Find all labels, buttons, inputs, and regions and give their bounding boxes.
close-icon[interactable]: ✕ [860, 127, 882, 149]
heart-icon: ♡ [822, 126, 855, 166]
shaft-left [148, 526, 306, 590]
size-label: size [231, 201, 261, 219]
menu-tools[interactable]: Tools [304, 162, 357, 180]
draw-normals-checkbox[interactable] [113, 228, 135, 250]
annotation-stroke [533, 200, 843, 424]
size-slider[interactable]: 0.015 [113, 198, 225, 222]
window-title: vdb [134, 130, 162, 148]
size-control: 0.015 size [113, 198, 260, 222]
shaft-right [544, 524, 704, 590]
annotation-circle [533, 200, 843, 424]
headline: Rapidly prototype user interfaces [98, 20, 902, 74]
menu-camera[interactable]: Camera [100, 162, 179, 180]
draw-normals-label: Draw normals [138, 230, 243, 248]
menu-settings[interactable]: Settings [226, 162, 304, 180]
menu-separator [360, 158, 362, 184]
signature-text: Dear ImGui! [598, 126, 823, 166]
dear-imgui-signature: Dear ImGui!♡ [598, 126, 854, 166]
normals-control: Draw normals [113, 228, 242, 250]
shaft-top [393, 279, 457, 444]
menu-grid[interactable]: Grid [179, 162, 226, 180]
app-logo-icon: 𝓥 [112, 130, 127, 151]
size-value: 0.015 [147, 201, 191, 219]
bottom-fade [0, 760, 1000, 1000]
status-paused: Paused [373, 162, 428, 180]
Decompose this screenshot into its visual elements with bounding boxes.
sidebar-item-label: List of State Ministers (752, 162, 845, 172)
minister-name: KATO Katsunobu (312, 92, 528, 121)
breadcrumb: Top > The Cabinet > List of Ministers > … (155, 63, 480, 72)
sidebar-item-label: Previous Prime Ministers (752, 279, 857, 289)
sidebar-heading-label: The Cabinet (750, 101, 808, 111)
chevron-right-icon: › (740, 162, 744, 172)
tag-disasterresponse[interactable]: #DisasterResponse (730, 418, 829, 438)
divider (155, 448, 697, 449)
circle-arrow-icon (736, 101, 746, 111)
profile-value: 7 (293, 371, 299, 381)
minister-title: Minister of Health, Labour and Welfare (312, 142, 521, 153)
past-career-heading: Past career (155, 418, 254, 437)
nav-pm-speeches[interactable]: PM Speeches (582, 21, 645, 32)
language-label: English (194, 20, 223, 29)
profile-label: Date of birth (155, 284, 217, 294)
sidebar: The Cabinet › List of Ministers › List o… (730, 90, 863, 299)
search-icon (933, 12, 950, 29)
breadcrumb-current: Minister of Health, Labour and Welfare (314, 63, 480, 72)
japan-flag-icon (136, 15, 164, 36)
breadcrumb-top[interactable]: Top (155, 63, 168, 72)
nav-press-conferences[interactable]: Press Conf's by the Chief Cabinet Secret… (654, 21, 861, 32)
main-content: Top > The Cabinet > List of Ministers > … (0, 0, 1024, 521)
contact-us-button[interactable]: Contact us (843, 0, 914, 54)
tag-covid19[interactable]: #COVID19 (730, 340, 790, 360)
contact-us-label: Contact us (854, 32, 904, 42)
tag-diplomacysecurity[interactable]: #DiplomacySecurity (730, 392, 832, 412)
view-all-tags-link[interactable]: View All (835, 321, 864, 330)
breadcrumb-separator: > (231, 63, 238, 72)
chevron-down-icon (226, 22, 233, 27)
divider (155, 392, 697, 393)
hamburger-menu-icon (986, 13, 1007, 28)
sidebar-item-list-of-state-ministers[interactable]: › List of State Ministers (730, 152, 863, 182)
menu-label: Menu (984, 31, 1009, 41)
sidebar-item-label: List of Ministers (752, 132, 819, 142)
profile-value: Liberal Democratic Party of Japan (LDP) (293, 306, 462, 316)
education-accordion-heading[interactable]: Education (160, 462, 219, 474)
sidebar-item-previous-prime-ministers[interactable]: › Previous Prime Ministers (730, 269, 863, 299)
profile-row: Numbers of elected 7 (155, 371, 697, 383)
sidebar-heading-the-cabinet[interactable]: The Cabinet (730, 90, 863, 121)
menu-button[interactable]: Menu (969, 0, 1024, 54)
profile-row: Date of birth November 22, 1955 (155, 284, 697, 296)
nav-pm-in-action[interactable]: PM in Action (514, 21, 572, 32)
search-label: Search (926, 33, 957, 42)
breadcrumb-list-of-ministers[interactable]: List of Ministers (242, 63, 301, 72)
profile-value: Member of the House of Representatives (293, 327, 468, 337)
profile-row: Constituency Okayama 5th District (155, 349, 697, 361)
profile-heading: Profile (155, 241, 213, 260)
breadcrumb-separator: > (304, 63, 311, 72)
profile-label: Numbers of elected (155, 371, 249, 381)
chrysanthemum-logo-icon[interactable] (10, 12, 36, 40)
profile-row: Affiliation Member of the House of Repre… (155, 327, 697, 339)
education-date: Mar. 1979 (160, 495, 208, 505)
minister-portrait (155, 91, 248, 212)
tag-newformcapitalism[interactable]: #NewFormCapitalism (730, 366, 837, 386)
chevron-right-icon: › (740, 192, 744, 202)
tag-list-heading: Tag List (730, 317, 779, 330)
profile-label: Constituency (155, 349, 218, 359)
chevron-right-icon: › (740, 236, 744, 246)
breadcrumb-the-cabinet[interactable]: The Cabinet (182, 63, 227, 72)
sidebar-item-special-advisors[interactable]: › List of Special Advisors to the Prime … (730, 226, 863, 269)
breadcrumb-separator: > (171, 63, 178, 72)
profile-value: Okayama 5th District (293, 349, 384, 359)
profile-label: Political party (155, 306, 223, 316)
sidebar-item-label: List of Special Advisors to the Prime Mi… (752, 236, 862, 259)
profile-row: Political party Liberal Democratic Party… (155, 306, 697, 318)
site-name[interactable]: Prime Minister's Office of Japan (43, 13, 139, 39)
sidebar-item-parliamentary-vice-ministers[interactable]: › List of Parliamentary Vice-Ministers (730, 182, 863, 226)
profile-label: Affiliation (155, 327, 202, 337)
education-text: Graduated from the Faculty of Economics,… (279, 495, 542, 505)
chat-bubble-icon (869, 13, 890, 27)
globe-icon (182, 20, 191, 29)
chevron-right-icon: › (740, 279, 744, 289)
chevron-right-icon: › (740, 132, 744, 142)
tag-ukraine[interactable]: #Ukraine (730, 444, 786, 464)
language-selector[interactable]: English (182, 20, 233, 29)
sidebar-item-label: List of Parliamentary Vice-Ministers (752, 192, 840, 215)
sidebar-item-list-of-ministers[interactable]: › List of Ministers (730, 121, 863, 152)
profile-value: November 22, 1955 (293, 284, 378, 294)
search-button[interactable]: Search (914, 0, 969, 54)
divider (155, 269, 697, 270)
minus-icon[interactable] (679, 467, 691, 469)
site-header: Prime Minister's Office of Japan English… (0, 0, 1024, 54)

→ STATED GOAL
Copy every line of the records above character for character, keeping their order and leaving nothing out.

→ FULL OUTPUT
Find all labels, buttons, inputs, and regions and give their bounding boxes.
close-icon[interactable]: ✕ [860, 127, 882, 149]
heart-icon: ♡ [822, 126, 855, 166]
shaft-left [148, 526, 306, 590]
size-label: size [231, 201, 261, 219]
menu-tools[interactable]: Tools [304, 162, 357, 180]
draw-normals-checkbox[interactable] [113, 228, 135, 250]
annotation-stroke [533, 200, 843, 424]
size-slider[interactable]: 0.015 [113, 198, 225, 222]
window-title: vdb [134, 130, 162, 148]
size-control: 0.015 size [113, 198, 260, 222]
shaft-right [544, 524, 704, 590]
annotation-circle [533, 200, 843, 424]
headline: Rapidly prototype user interfaces [98, 20, 902, 74]
menu-camera[interactable]: Camera [100, 162, 179, 180]
draw-normals-label: Draw normals [138, 230, 243, 248]
menu-settings[interactable]: Settings [226, 162, 304, 180]
menu-separator [360, 158, 362, 184]
signature-text: Dear ImGui! [598, 126, 823, 166]
dear-imgui-signature: Dear ImGui!♡ [598, 126, 854, 166]
normals-control: Draw normals [113, 228, 242, 250]
shaft-top [393, 279, 457, 444]
menu-grid[interactable]: Grid [179, 162, 226, 180]
app-logo-icon: 𝓥 [112, 130, 127, 151]
size-value: 0.015 [147, 201, 191, 219]
bottom-fade [0, 760, 1000, 1000]
status-paused: Paused [373, 162, 428, 180]
Decompose this screenshot into its visual elements with bounding boxes.
sidebar-item-label: List of State Ministers (752, 162, 845, 172)
minister-name: KATO Katsunobu (312, 92, 528, 121)
breadcrumb: Top > The Cabinet > List of Ministers > … (155, 63, 480, 72)
sidebar-item-label: Previous Prime Ministers (752, 279, 857, 289)
sidebar-heading-label: The Cabinet (750, 101, 808, 111)
chevron-right-icon: › (740, 162, 744, 172)
tag-disasterresponse[interactable]: #DisasterResponse (730, 418, 829, 438)
divider (155, 448, 697, 449)
circle-arrow-icon (736, 101, 746, 111)
profile-value: 7 (293, 371, 299, 381)
minister-title: Minister of Health, Labour and Welfare (312, 142, 521, 153)
past-career-heading: Past career (155, 418, 254, 437)
nav-pm-speeches[interactable]: PM Speeches (582, 21, 645, 32)
language-label: English (194, 20, 223, 29)
profile-label: Date of birth (155, 284, 217, 294)
sidebar: The Cabinet › List of Ministers › List o… (730, 90, 863, 299)
search-icon (933, 12, 950, 29)
breadcrumb-current: Minister of Health, Labour and Welfare (314, 63, 480, 72)
japan-flag-icon (136, 15, 164, 36)
breadcrumb-top[interactable]: Top (155, 63, 168, 72)
nav-press-conferences[interactable]: Press Conf's by the Chief Cabinet Secret… (654, 21, 861, 32)
main-content: Top > The Cabinet > List of Ministers > … (0, 0, 1024, 521)
contact-us-button[interactable]: Contact us (843, 0, 914, 54)
tag-covid19[interactable]: #COVID19 (730, 340, 790, 360)
contact-us-label: Contact us (854, 32, 904, 42)
tag-diplomacysecurity[interactable]: #DiplomacySecurity (730, 392, 832, 412)
view-all-tags-link[interactable]: View All (835, 321, 864, 330)
breadcrumb-separator: > (231, 63, 238, 72)
chevron-down-icon (226, 22, 233, 27)
divider (155, 392, 697, 393)
hamburger-menu-icon (986, 13, 1007, 28)
sidebar-item-list-of-state-ministers[interactable]: › List of State Ministers (730, 152, 863, 182)
menu-label: Menu (984, 31, 1009, 41)
sidebar-item-label: List of Ministers (752, 132, 819, 142)
profile-value: Liberal Democratic Party of Japan (LDP) (293, 306, 462, 316)
education-accordion-heading[interactable]: Education (160, 462, 219, 474)
sidebar-item-previous-prime-ministers[interactable]: › Previous Prime Ministers (730, 269, 863, 299)
profile-row: Numbers of elected 7 (155, 371, 697, 383)
sidebar-heading-the-cabinet[interactable]: The Cabinet (730, 90, 863, 121)
menu-button[interactable]: Menu (969, 0, 1024, 54)
profile-row: Date of birth November 22, 1955 (155, 284, 697, 296)
nav-pm-in-action[interactable]: PM in Action (514, 21, 572, 32)
search-label: Search (926, 33, 957, 42)
breadcrumb-list-of-ministers[interactable]: List of Ministers (242, 63, 301, 72)
profile-value: Member of the House of Representatives (293, 327, 468, 337)
profile-row: Constituency Okayama 5th District (155, 349, 697, 361)
profile-heading: Profile (155, 241, 213, 260)
breadcrumb-separator: > (304, 63, 311, 72)
profile-label: Numbers of elected (155, 371, 249, 381)
chrysanthemum-logo-icon[interactable] (10, 12, 36, 40)
profile-row: Affiliation Member of the House of Repre… (155, 327, 697, 339)
education-date: Mar. 1979 (160, 495, 208, 505)
minister-portrait (155, 91, 248, 212)
tag-newformcapitalism[interactable]: #NewFormCapitalism (730, 366, 837, 386)
chevron-right-icon: › (740, 192, 744, 202)
tag-list-heading: Tag List (730, 317, 779, 330)
profile-label: Constituency (155, 349, 218, 359)
chevron-right-icon: › (740, 236, 744, 246)
breadcrumb-the-cabinet[interactable]: The Cabinet (182, 63, 227, 72)
sidebar-item-special-advisors[interactable]: › List of Special Advisors to the Prime … (730, 226, 863, 269)
breadcrumb-separator: > (171, 63, 178, 72)
profile-value: Okayama 5th District (293, 349, 384, 359)
profile-label: Political party (155, 306, 223, 316)
sidebar-item-label: List of Special Advisors to the Prime Mi… (752, 236, 862, 259)
profile-row: Political party Liberal Democratic Party… (155, 306, 697, 318)
site-name[interactable]: Prime Minister's Office of Japan (43, 13, 139, 39)
sidebar-item-parliamentary-vice-ministers[interactable]: › List of Parliamentary Vice-Ministers (730, 182, 863, 226)
profile-label: Affiliation (155, 327, 202, 337)
education-text: Graduated from the Faculty of Economics,… (279, 495, 542, 505)
chat-bubble-icon (869, 13, 890, 27)
globe-icon (182, 20, 191, 29)
chevron-right-icon: › (740, 279, 744, 289)
chevron-right-icon: › (740, 132, 744, 142)
tag-ukraine[interactable]: #Ukraine (730, 444, 786, 464)
language-selector[interactable]: English (182, 20, 233, 29)
sidebar-item-label: List of Parliamentary Vice-Ministers (752, 192, 840, 215)
sidebar-item-list-of-ministers[interactable]: › List of Ministers (730, 121, 863, 152)
profile-value: November 22, 1955 (293, 284, 378, 294)
search-button[interactable]: Search (914, 0, 969, 54)
divider (155, 269, 697, 270)
minus-icon[interactable] (679, 467, 691, 469)
site-header: Prime Minister's Office of Japan English… (0, 0, 1024, 54)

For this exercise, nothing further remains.